Right now, if a user sends repeated KeyboardInterrupt signals it's possible for diskcache to get stuck in a locked state because the cleanup logic that's meant to unlock the cache never gets executed.

Use Case

In my case I'm writing software used by scientists who have a habit of holding down Ctrl+C or press it when they want their program to exit. Sometimes this causes diskcache to hang the next time they run their program since the cache is stuck in a locked state.

Workaround

My current workaround is to expire everything in the cache when the program starts:

if mp.parent_process() is None:
    # Forcefully expire all cache entries to ensure we're starting fresh.
    # This only deletes 100 records at a time so we need to loop until the
    # deleted count returned by expire() is 0. This also will not evict
    # anything that does not have an expire time set.
    while DISK_LRU_CACHE.expire(now=sys.float_info.max):
        pass

This has several downsides though:

  • expire() is only available on Cache and not FanoutCache
  • This prevents values from being cached across runs of the program
  • If one instance of the program is currently running, kicking off another will expire values currently in use by the other.
  • Adds some (though minimal) overhead at the start of the program

Solutions

The only solution I can think of at the time of writing is to defer interrupt signals until after diskcache has relinquished control of any resources it acquired. This thread suggests a way to do this. Currently there's no way to do this myself without calling lower level diskcache APIs and give up on using any diskcache.recipes.

---*---

INSTRUCTIONS
#1 In the diskcache issue, which class has expire() available while FanoutCache does not?
#2 Transcribe the diskcache issue from "In my case I'm" up to and including "expire time set.".
The material after this point is separate from the diskcache issue.

Document structure recognition material
---*---

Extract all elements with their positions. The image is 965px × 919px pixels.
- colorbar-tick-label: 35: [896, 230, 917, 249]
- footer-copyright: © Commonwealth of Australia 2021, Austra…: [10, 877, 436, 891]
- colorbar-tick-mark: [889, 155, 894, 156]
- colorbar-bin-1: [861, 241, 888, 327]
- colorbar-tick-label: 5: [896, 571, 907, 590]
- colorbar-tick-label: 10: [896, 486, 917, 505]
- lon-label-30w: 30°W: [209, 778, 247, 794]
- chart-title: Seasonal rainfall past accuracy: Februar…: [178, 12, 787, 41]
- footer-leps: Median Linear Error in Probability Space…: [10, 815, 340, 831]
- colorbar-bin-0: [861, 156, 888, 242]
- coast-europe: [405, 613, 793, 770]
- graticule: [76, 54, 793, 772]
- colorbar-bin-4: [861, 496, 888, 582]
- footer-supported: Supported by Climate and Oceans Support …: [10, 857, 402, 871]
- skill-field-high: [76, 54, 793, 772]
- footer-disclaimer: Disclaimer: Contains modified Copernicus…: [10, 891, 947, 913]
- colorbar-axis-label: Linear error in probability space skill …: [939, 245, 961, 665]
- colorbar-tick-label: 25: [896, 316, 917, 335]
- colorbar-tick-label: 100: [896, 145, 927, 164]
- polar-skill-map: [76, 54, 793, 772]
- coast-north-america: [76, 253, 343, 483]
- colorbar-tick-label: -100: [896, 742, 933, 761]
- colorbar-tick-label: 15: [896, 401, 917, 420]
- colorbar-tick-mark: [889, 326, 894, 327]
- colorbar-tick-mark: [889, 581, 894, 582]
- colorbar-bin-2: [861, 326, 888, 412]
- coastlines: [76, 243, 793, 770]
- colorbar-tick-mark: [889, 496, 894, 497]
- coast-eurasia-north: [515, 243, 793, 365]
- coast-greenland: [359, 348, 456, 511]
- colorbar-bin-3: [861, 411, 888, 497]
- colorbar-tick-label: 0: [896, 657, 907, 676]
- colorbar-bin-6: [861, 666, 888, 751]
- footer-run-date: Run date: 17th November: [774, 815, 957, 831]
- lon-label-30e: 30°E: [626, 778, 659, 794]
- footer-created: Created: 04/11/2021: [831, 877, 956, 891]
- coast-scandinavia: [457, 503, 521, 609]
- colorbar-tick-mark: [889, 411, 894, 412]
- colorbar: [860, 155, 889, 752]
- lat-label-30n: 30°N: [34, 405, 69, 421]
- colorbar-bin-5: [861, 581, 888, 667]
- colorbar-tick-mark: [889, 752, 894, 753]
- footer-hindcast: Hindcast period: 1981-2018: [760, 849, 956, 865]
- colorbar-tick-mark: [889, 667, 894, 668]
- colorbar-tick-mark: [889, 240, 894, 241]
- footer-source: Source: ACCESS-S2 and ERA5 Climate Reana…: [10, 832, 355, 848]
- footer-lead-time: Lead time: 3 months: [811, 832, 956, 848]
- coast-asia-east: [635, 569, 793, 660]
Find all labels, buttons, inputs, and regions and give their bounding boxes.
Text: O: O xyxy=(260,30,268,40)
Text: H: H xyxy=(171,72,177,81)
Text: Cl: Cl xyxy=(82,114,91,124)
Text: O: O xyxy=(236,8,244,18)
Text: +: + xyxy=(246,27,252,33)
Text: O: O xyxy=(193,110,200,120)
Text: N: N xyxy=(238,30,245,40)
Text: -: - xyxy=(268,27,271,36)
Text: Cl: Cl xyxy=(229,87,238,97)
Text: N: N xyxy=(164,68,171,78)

---*---

RESULTS IN ORDER
#1 Cache

#2
In my case I'm writing software used by scientists who have a habit of holding down Ctrl+C or press it when they want their program to exit. Sometimes this causes diskcache to hang the next time they run their program since the cache is stuck in a locked state.

Workaround

My current workaround is to expire everything in the cache when the program starts:

if mp.parent_process() is None:
    # Forcefully expire all cache entries to ensure we're starting fresh.
    # This only deletes 100 records at a time so we need to loop until the
    # deleted count returned by expire() is 0. This also will not evict
    # anything that does not have an expire time set.